▶ Exercise aim
Show all lines holding the string "ylabel".

▶ Records provided
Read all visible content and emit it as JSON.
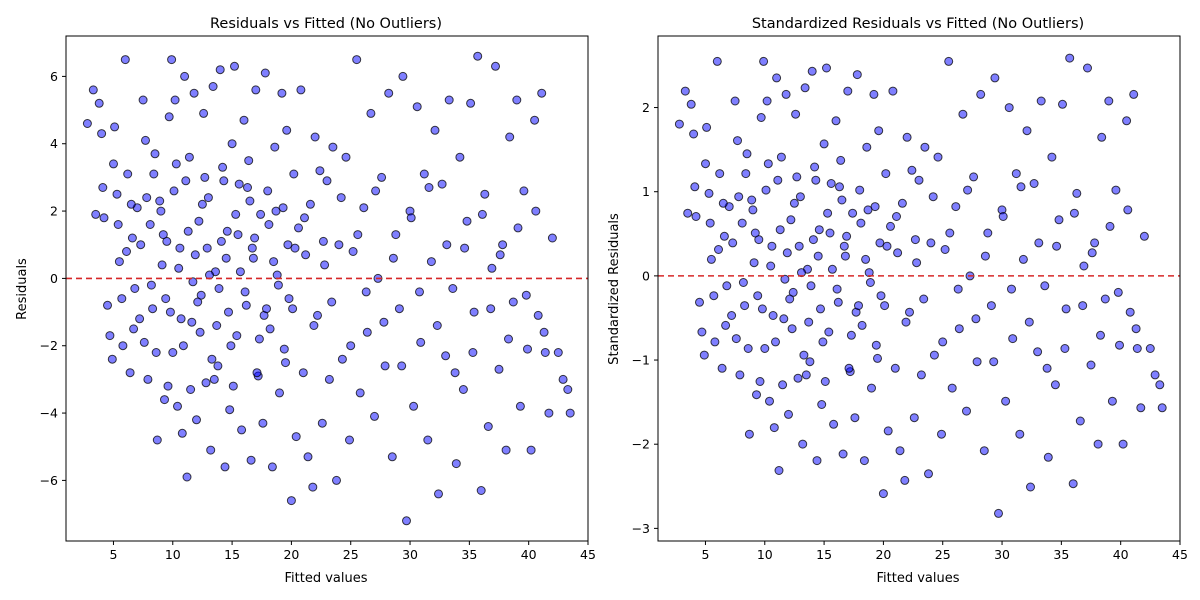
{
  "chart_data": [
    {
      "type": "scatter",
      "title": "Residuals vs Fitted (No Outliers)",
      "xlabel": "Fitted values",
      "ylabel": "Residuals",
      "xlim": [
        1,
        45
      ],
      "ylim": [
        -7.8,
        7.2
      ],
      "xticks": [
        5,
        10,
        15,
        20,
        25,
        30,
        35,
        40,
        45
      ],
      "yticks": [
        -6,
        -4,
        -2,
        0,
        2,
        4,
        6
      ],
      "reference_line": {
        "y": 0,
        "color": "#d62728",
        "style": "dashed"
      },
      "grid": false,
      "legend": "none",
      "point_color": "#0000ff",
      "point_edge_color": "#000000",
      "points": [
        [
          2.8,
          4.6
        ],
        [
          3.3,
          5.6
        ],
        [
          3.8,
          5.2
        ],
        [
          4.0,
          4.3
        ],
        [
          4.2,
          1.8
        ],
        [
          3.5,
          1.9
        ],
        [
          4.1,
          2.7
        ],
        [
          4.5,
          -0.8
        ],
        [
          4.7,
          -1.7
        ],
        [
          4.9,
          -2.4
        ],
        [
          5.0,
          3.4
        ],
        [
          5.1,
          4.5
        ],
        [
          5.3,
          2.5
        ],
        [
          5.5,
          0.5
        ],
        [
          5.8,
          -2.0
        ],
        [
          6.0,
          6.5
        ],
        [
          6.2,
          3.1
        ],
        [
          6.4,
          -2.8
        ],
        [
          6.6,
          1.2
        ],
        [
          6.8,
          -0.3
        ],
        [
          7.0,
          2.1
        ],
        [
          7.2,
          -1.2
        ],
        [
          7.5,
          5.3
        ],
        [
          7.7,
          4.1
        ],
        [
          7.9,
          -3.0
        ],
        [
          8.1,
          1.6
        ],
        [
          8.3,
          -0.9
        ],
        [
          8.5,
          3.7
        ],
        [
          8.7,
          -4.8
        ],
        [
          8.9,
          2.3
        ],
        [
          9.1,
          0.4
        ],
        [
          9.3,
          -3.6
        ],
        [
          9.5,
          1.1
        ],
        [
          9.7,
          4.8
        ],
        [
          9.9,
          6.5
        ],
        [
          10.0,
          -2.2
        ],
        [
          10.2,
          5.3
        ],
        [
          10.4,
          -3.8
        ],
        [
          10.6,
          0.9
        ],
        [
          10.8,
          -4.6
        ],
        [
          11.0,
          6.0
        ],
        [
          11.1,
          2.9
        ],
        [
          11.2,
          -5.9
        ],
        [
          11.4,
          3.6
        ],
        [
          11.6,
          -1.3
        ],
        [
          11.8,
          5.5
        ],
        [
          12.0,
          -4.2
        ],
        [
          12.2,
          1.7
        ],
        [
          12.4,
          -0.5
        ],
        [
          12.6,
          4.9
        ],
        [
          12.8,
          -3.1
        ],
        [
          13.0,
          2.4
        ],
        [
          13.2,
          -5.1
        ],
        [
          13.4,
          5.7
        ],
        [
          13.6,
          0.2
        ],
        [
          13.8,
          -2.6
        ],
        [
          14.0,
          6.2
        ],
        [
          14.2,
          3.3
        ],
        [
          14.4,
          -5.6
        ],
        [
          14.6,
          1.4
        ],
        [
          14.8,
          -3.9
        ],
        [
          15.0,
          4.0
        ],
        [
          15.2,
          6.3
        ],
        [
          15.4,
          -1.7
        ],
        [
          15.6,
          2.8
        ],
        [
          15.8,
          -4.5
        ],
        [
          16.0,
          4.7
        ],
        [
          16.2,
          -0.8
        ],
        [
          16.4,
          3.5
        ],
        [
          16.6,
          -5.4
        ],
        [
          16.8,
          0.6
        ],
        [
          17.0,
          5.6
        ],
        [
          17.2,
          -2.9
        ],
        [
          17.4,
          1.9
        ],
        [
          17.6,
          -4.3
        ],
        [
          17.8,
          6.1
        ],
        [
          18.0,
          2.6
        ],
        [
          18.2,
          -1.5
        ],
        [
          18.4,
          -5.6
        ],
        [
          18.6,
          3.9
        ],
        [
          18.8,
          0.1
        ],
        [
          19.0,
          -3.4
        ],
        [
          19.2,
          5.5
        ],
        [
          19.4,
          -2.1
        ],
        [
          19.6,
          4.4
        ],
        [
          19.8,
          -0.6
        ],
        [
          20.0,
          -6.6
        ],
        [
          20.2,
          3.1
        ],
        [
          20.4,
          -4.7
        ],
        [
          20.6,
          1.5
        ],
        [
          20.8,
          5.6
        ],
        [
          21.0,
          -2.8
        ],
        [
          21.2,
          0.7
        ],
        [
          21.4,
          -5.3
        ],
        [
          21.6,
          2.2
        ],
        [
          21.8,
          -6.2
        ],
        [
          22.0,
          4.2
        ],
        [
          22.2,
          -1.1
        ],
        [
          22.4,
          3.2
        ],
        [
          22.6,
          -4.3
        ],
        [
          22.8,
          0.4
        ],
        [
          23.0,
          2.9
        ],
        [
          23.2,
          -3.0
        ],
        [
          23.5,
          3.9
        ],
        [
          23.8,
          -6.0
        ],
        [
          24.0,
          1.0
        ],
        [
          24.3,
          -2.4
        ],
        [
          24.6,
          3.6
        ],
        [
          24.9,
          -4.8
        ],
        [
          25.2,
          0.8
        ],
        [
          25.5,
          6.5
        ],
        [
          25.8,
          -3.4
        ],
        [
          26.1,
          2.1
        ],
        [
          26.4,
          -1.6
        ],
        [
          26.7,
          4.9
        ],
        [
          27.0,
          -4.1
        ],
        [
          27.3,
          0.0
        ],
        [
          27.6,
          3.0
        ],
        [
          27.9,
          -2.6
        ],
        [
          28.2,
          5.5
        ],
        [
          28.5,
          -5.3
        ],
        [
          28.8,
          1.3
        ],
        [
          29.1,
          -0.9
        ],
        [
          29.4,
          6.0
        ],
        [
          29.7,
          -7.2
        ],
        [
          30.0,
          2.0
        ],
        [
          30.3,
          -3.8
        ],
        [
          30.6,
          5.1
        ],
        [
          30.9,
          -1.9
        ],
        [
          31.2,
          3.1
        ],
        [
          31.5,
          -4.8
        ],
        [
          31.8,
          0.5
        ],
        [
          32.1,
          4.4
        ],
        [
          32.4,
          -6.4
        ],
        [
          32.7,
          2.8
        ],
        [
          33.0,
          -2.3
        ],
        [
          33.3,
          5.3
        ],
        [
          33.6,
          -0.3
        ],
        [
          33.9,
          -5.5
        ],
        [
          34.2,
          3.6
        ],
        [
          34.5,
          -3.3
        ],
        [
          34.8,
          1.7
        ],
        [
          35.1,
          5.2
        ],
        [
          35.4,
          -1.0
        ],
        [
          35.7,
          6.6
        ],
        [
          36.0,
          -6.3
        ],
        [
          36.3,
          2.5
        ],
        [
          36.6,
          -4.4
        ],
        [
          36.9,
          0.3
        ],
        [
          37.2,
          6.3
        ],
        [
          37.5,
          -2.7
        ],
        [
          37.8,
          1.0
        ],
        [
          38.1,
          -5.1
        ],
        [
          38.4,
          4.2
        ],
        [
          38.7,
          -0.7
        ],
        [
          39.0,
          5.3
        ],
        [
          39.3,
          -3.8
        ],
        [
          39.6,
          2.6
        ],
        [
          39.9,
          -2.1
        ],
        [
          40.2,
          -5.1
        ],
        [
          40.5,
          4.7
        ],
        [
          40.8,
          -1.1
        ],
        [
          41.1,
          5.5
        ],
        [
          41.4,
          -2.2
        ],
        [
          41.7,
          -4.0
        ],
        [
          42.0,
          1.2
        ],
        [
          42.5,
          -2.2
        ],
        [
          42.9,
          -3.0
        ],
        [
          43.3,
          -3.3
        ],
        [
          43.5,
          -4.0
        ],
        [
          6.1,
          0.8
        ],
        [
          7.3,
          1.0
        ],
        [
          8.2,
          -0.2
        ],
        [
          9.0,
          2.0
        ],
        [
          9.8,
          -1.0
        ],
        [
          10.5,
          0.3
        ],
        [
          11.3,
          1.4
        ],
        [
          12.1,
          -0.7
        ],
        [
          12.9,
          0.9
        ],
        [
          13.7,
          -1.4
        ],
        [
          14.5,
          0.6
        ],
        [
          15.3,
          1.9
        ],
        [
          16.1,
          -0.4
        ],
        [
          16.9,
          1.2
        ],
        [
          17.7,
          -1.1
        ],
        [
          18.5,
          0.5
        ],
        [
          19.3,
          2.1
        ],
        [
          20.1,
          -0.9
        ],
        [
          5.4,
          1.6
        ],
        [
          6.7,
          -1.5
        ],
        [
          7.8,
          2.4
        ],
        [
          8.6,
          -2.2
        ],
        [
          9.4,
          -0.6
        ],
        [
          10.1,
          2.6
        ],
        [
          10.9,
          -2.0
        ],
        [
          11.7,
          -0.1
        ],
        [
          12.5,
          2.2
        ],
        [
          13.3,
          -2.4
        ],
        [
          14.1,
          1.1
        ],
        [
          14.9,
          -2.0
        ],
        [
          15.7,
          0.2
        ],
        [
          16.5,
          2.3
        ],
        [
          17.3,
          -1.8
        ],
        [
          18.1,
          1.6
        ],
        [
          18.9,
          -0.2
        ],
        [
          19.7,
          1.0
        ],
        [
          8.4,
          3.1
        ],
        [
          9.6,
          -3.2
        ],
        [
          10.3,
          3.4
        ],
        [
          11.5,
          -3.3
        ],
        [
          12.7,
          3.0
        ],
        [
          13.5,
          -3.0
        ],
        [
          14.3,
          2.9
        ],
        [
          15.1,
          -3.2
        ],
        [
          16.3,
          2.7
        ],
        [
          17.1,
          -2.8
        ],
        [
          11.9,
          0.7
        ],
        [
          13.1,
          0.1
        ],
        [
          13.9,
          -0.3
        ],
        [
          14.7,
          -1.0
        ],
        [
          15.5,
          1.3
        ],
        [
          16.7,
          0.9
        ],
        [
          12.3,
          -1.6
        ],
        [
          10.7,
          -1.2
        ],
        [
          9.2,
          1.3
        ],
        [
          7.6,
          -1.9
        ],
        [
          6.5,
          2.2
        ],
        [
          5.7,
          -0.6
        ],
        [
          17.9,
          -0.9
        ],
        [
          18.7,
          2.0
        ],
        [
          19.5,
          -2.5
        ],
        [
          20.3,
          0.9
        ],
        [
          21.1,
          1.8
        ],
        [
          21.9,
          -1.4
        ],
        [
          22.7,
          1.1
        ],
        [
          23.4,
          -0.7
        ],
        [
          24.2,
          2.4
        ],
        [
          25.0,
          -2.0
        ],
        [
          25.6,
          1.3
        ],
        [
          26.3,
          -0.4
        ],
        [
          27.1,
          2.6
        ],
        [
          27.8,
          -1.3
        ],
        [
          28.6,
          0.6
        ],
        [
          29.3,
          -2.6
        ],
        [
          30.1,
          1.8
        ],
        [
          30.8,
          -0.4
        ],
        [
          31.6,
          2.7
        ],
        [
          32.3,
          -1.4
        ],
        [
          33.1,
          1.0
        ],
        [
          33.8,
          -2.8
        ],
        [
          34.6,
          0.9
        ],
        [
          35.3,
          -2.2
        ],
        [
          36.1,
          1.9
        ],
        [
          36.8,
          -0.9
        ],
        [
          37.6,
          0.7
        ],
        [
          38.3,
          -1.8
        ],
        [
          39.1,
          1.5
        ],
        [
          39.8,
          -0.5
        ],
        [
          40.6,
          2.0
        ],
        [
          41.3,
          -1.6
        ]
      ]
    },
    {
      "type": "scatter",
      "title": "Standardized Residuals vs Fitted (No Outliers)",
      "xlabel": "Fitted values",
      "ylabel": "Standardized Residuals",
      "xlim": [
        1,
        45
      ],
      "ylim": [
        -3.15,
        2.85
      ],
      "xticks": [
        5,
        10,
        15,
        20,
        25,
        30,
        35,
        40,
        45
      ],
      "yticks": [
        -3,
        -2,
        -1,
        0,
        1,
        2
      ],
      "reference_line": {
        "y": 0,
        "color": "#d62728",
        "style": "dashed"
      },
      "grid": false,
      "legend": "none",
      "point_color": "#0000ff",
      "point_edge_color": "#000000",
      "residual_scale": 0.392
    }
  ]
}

▶ Output for this task
      "ylabel": "Residuals",
      "ylabel": "Standardized Residuals",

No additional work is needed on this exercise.